- _Tâches à réaliser_
a - Répondez, s'il vous plaît, aux questions suivantes sur l'extrait consacré à l'alimentation durable :
(i) Dans quel journal le Réseau pour une alimentation durable a-t-il publié sa lettre ouverte ?
(ii) D'après la légende de la photo, quel type de distribution le Réseau souhaite-t-il favoriser ?
(iii) Selon l'organisme, qu'est-ce que la crise met en lumière ?
b - Poursuivez l'extrait sur l'alimentation durable en écrivant ce qui suit sa dernière phrase.

- _Extrait de page_
══════════════════════════════
Une femme tient un panier de fruits et légumes dans une épicerie.

Le temps est venu de revoir les modes de production et de distribution de nourriture au pays, notamment en favorisant une distribution locale, dit le Réseau pour une alimentation durable.

Photo : iStock

La crise de la COVID-19 est l’occasion de revoir les modes de production et de distribution de la nourriture au Canada, croit le Réseau pour une alimentation durable, qui publiait une lettre ouverte dans le journal britanno-colombien The Province la semaine dernière pour que soit prise en charge l’insécurité alimentaire au pays.

Cette crise met en lumière des disparités économiques qui empêchent certaines personnes d'avoir accès à des aliments locaux et nutritifs, fait valoir l'organisme.
══════════════════════════════
- _Liste des documents_
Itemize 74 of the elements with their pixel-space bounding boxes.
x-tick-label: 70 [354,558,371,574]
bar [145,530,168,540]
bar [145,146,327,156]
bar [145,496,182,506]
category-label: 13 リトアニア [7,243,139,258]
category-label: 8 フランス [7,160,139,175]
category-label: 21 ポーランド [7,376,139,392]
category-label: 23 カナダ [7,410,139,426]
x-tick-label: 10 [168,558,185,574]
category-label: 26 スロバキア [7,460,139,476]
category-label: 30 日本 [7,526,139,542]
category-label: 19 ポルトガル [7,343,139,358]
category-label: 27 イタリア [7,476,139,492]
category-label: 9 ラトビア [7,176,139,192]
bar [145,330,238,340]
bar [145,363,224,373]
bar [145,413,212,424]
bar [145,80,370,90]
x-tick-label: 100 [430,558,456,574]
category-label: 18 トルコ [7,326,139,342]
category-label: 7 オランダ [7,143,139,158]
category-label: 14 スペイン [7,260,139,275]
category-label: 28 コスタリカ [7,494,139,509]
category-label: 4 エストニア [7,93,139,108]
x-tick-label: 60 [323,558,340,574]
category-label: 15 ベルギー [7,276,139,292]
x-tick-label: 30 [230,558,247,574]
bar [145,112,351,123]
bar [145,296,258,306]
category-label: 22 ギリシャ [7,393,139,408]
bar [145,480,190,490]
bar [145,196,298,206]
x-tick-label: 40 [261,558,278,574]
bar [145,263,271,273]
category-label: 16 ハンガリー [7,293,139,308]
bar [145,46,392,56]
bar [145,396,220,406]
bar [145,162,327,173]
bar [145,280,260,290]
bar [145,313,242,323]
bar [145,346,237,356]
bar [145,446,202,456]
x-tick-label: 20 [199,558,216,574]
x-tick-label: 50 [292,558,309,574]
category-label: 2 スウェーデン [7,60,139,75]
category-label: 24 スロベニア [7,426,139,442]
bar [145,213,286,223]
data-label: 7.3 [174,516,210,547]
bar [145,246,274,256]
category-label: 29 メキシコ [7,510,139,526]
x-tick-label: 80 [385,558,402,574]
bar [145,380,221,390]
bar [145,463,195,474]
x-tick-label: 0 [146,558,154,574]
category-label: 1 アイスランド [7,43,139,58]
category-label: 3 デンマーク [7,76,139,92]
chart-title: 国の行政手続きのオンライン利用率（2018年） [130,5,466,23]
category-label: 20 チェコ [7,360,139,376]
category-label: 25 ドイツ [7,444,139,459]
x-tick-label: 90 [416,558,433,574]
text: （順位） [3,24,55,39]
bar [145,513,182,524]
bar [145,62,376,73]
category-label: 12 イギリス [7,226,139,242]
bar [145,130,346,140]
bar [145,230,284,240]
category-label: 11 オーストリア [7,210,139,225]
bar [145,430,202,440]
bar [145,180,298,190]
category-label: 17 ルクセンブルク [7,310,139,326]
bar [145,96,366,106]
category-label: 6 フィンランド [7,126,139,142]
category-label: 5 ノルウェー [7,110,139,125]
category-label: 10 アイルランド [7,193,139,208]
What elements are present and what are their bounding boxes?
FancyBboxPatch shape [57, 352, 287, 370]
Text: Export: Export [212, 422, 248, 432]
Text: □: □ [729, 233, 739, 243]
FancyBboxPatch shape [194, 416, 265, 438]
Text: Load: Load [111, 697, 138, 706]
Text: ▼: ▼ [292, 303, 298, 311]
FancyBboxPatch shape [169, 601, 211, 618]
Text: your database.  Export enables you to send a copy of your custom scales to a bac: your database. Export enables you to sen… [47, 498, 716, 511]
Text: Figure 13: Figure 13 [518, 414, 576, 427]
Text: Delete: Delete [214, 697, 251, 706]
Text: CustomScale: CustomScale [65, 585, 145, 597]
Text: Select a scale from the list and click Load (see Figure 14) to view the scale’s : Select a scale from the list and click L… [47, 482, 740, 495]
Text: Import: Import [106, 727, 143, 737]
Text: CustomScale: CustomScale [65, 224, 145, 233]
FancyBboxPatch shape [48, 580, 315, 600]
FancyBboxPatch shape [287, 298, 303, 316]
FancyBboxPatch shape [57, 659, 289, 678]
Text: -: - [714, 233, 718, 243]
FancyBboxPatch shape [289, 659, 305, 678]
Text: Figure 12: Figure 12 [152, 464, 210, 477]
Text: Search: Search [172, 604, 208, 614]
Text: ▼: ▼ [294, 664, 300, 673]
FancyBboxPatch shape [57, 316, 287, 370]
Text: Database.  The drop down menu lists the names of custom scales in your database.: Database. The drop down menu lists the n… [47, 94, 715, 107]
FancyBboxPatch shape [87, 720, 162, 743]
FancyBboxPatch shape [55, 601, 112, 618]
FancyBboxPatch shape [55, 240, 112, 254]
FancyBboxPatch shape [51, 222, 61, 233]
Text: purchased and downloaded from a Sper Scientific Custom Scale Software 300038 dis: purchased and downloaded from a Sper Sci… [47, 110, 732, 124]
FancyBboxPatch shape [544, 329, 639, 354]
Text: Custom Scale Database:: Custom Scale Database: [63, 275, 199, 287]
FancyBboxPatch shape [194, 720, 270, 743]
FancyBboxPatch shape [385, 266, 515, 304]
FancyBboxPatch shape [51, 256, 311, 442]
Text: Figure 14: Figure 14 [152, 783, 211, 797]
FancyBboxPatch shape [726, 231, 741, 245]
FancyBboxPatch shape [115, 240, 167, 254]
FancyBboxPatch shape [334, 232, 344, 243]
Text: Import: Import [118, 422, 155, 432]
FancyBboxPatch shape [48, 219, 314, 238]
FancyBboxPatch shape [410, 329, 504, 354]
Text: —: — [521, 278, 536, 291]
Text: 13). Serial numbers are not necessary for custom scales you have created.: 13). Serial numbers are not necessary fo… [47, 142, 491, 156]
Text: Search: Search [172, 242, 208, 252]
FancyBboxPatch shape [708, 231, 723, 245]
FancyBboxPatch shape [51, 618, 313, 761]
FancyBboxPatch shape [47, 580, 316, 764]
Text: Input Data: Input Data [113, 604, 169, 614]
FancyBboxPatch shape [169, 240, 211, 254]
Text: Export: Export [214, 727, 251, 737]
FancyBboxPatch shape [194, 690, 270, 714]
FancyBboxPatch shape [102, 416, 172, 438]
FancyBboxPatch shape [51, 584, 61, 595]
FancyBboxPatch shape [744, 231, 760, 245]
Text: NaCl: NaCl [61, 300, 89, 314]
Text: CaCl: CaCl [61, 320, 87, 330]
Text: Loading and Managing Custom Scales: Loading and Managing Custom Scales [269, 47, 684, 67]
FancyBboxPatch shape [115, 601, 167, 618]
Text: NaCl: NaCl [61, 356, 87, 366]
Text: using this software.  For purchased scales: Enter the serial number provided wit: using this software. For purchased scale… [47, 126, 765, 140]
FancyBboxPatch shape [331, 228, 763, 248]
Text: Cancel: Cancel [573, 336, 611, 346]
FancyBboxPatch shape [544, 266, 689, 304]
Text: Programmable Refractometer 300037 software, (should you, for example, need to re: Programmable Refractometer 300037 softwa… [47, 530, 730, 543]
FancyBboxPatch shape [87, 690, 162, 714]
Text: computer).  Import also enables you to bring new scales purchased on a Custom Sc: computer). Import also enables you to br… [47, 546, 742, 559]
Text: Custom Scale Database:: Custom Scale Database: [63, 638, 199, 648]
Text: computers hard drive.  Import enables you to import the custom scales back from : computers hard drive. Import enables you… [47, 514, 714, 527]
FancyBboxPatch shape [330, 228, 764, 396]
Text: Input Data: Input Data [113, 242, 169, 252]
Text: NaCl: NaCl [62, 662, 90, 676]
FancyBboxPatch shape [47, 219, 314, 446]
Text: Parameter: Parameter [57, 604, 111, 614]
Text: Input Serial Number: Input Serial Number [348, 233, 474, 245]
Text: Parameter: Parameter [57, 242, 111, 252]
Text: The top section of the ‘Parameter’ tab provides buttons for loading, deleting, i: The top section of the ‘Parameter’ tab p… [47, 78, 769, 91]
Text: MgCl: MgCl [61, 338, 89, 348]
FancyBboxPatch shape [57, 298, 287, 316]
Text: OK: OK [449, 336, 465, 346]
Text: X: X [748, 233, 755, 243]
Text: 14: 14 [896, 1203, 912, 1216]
══════════════════════════════
- _Réponses par point_
a -
(i) Dans le journal britanno-colombien The Province.
(ii) Une distribution locale.
(iii) Des disparités économiques qui empêchent certaines personnes d'avoir accès à des aliments locaux et nutritifs.

b -
On avait des banques alimentaires bien avant la COVID-19, déplore-t-elle. Cela reflète des inégalités structurelles : qui a accès aux ressources et qui n’y a pas accès, dit Gisèle Yasmeen, directrice générale du Réseau pour une alimentation durable.

Gisèle Yasmeen souligne notamment que les enfants dans le besoin ont plus difficilement accès à une alimentation saine offerte aux enfants dans le réseau scolaire.

La Coalition pour une saine alimentation scolaire essaie de trouver des façons de livrer des repas aux enfants qui ne sont pas sur les bancs de l’école actuellement.

Toutefois, l'accès à une alimentation saine a besoin d'être consolidé pour les enfants au-delà de la crise, souligne Mme Yasmeen.

Un programme à la grandeur du pays avait été promis dans le budget fédéral de mars 2019, évoque-t-elle, sans toutefois de fonds précis alloués à ce programme.

Les provinces et le gouvernement fédéral sont en train de se parler pour une fois, dit-elle, une bonne nouvelle pour faire des avancées sur la question.

Revoir les structures de distribution

Du côté de la production et de la distribution, les effets se font également sentir durant la pandémie.

L’organisme à but non lucratif FarmFolk CityFolk a pris le pouls de ses membres dans un sondage afin de connaître leurs plus grandes craintes liées à la crise de la COVID-19.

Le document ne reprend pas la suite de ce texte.